Given data =
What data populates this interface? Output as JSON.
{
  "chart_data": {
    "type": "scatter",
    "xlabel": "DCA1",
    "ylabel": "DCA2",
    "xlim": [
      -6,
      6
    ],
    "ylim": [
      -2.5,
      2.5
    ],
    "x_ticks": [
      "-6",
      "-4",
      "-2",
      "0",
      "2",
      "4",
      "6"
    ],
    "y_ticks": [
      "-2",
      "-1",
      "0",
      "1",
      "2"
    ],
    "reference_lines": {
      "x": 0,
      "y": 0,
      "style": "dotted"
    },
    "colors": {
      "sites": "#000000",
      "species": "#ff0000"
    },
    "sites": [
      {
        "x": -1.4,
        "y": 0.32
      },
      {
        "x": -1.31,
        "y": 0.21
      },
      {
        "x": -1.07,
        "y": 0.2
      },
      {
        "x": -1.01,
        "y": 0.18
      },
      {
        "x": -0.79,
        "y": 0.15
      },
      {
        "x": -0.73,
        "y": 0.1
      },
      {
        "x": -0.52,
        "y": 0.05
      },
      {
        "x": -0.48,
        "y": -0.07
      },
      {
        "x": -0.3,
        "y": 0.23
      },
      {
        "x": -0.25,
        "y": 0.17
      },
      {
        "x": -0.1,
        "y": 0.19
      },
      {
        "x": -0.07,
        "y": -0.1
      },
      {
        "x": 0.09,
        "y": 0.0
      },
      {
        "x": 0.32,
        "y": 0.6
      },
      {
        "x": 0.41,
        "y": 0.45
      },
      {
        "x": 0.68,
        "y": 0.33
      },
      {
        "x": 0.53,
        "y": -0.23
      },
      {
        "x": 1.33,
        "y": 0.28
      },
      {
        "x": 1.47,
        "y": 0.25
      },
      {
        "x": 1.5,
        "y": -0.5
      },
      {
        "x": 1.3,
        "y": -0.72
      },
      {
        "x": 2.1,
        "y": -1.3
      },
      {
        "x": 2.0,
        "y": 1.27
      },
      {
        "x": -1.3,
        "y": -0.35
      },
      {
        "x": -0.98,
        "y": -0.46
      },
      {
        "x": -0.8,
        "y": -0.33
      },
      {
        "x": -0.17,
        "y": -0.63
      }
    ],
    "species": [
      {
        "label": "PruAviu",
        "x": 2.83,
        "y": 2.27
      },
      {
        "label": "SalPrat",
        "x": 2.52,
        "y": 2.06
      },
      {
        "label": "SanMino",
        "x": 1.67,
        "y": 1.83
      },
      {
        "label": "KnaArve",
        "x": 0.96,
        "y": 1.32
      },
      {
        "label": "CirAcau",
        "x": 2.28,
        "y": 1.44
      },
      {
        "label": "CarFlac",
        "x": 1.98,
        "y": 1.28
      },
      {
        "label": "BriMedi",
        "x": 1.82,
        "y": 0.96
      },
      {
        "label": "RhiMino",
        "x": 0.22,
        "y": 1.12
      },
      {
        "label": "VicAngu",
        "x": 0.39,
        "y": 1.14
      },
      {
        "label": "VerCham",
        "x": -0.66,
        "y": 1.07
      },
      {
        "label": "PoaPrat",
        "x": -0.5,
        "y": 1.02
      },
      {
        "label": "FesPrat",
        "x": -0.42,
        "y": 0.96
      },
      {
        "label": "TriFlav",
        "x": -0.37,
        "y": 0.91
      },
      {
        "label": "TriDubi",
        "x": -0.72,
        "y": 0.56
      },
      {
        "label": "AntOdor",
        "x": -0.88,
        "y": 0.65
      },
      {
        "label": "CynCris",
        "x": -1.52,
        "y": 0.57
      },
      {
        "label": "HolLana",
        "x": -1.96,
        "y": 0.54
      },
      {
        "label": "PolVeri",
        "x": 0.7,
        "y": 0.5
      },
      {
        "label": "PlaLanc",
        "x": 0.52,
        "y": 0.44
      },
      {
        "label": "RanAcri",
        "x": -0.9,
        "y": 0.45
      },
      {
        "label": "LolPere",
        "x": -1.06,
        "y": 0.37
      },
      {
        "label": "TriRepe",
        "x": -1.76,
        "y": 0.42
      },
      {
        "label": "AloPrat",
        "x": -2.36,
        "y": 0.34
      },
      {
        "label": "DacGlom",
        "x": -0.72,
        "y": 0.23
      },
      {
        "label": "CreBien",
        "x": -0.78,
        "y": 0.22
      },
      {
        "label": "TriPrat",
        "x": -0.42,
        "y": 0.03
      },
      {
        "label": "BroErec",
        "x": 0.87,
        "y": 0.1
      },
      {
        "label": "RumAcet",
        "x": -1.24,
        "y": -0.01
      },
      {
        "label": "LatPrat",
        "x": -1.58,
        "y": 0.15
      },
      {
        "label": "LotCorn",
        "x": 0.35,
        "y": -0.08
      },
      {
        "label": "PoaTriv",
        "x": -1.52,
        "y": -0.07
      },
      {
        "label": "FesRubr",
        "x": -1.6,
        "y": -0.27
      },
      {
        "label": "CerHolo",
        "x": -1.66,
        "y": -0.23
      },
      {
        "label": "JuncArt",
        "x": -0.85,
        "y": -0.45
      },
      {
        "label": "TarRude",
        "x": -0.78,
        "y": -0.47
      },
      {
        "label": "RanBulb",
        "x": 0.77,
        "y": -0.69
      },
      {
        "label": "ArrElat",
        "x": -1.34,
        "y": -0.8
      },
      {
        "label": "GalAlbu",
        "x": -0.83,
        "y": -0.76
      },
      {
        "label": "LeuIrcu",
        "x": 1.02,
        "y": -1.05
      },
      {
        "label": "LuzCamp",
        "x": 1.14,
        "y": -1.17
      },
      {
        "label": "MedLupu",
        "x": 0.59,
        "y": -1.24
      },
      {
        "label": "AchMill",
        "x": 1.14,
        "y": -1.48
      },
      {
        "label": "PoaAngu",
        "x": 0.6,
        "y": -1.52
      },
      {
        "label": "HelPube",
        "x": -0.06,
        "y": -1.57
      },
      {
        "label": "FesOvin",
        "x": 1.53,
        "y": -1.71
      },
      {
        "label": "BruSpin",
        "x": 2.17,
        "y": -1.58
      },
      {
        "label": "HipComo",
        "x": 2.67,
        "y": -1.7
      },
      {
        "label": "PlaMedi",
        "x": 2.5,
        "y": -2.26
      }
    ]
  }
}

Task instructions =
Go through the records above and retype each one exactly.

Result =
What data populates this interface? Output as JSON.
{
  "chart_data": {
    "type": "scatter",
    "xlabel": "DCA1",
    "ylabel": "DCA2",
    "xlim": [
      -6,
      6
    ],
    "ylim": [
      -2.5,
      2.5
    ],
    "x_ticks": [
      "-6",
      "-4",
      "-2",
      "0",
      "2",
      "4",
      "6"
    ],
    "y_ticks": [
      "-2",
      "-1",
      "0",
      "1",
      "2"
    ],
    "reference_lines": {
      "x": 0,
      "y": 0,
      "style": "dotted"
    },
    "colors": {
      "sites": "#000000",
      "species": "#ff0000"
    },
    "sites": [
      {
        "x": -1.4,
        "y": 0.32
      },
      {
        "x": -1.31,
        "y": 0.21
      },
      {
        "x": -1.07,
        "y": 0.2
      },
      {
        "x": -1.01,
        "y": 0.18
      },
      {
        "x": -0.79,
        "y": 0.15
      },
      {
        "x": -0.73,
        "y": 0.1
      },
      {
        "x": -0.52,
        "y": 0.05
      },
      {
        "x": -0.48,
        "y": -0.07
      },
      {
        "x": -0.3,
        "y": 0.23
      },
      {
        "x": -0.25,
        "y": 0.17
      },
      {
        "x": -0.1,
        "y": 0.19
      },
      {
        "x": -0.07,
        "y": -0.1
      },
      {
        "x": 0.09,
        "y": 0.0
      },
      {
        "x": 0.32,
        "y": 0.6
      },
      {
        "x": 0.41,
        "y": 0.45
      },
      {
        "x": 0.68,
        "y": 0.33
      },
      {
        "x": 0.53,
        "y": -0.23
      },
      {
        "x": 1.33,
        "y": 0.28
      },
      {
        "x": 1.47,
        "y": 0.25
      },
      {
        "x": 1.5,
        "y": -0.5
      },
      {
        "x": 1.3,
        "y": -0.72
      },
      {
        "x": 2.1,
        "y": -1.3
      },
      {
        "x": 2.0,
        "y": 1.27
      },
      {
        "x": -1.3,
        "y": -0.35
      },
      {
        "x": -0.98,
        "y": -0.46
      },
      {
        "x": -0.8,
        "y": -0.33
      },
      {
        "x": -0.17,
        "y": -0.63
      }
    ],
    "species": [
      {
        "label": "PruAviu",
        "x": 2.83,
        "y": 2.27
      },
      {
        "label": "SalPrat",
        "x": 2.52,
        "y": 2.06
      },
      {
        "label": "SanMino",
        "x": 1.67,
        "y": 1.83
      },
      {
        "label": "KnaArve",
        "x": 0.96,
        "y": 1.32
      },
      {
        "label": "CirAcau",
        "x": 2.28,
        "y": 1.44
      },
      {
        "label": "CarFlac",
        "x": 1.98,
        "y": 1.28
      },
      {
        "label": "BriMedi",
        "x": 1.82,
        "y": 0.96
      },
      {
        "label": "RhiMino",
        "x": 0.22,
        "y": 1.12
      },
      {
        "label": "VicAngu",
        "x": 0.39,
        "y": 1.14
      },
      {
        "label": "VerCham",
        "x": -0.66,
        "y": 1.07
      },
      {
        "label": "PoaPrat",
        "x": -0.5,
        "y": 1.02
      },
      {
        "label": "FesPrat",
        "x": -0.42,
        "y": 0.96
      },
      {
        "label": "TriFlav",
        "x": -0.37,
        "y": 0.91
      },
      {
        "label": "TriDubi",
        "x": -0.72,
        "y": 0.56
      },
      {
        "label": "AntOdor",
        "x": -0.88,
        "y": 0.65
      },
      {
        "label": "CynCris",
        "x": -1.52,
        "y": 0.57
      },
      {
        "label": "HolLana",
        "x": -1.96,
        "y": 0.54
      },
      {
        "label": "PolVeri",
        "x": 0.7,
        "y": 0.5
      },
      {
        "label": "PlaLanc",
        "x": 0.52,
        "y": 0.44
      },
      {
        "label": "RanAcri",
        "x": -0.9,
        "y": 0.45
      },
      {
        "label": "LolPere",
        "x": -1.06,
        "y": 0.37
      },
      {
        "label": "TriRepe",
        "x": -1.76,
        "y": 0.42
      },
      {
        "label": "AloPrat",
        "x": -2.36,
        "y": 0.34
      },
      {
        "label": "DacGlom",
        "x": -0.72,
        "y": 0.23
      },
      {
        "label": "CreBien",
        "x": -0.78,
        "y": 0.22
      },
      {
        "label": "TriPrat",
        "x": -0.42,
        "y": 0.03
      },
      {
        "label": "BroErec",
        "x": 0.87,
        "y": 0.1
      },
      {
        "label": "RumAcet",
        "x": -1.24,
        "y": -0.01
      },
      {
        "label": "LatPrat",
        "x": -1.58,
        "y": 0.15
      },
      {
        "label": "LotCorn",
        "x": 0.35,
        "y": -0.08
      },
      {
        "label": "PoaTriv",
        "x": -1.52,
        "y": -0.07
      },
      {
        "label": "FesRubr",
        "x": -1.6,
        "y": -0.27
      },
      {
        "label": "CerHolo",
        "x": -1.66,
        "y": -0.23
      },
      {
        "label": "JuncArt",
        "x": -0.85,
        "y": -0.45
      },
      {
        "label": "TarRude",
        "x": -0.78,
        "y": -0.47
      },
      {
        "label": "RanBulb",
        "x": 0.77,
        "y": -0.69
      },
      {
        "label": "ArrElat",
        "x": -1.34,
        "y": -0.8
      },
      {
        "label": "GalAlbu",
        "x": -0.83,
        "y": -0.76
      },
      {
        "label": "LeuIrcu",
        "x": 1.02,
        "y": -1.05
      },
      {
        "label": "LuzCamp",
        "x": 1.14,
        "y": -1.17
      },
      {
        "label": "MedLupu",
        "x": 0.59,
        "y": -1.24
      },
      {
        "label": "AchMill",
        "x": 1.14,
        "y": -1.48
      },
      {
        "label": "PoaAngu",
        "x": 0.6,
        "y": -1.52
      },
      {
        "label": "HelPube",
        "x": -0.06,
        "y": -1.57
      },
      {
        "label": "FesOvin",
        "x": 1.53,
        "y": -1.71
      },
      {
        "label": "BruSpin",
        "x": 2.17,
        "y": -1.58
      },
      {
        "label": "HipComo",
        "x": 2.67,
        "y": -1.7
      },
      {
        "label": "PlaMedi",
        "x": 2.5,
        "y": -2.26
      }
    ]
  }
}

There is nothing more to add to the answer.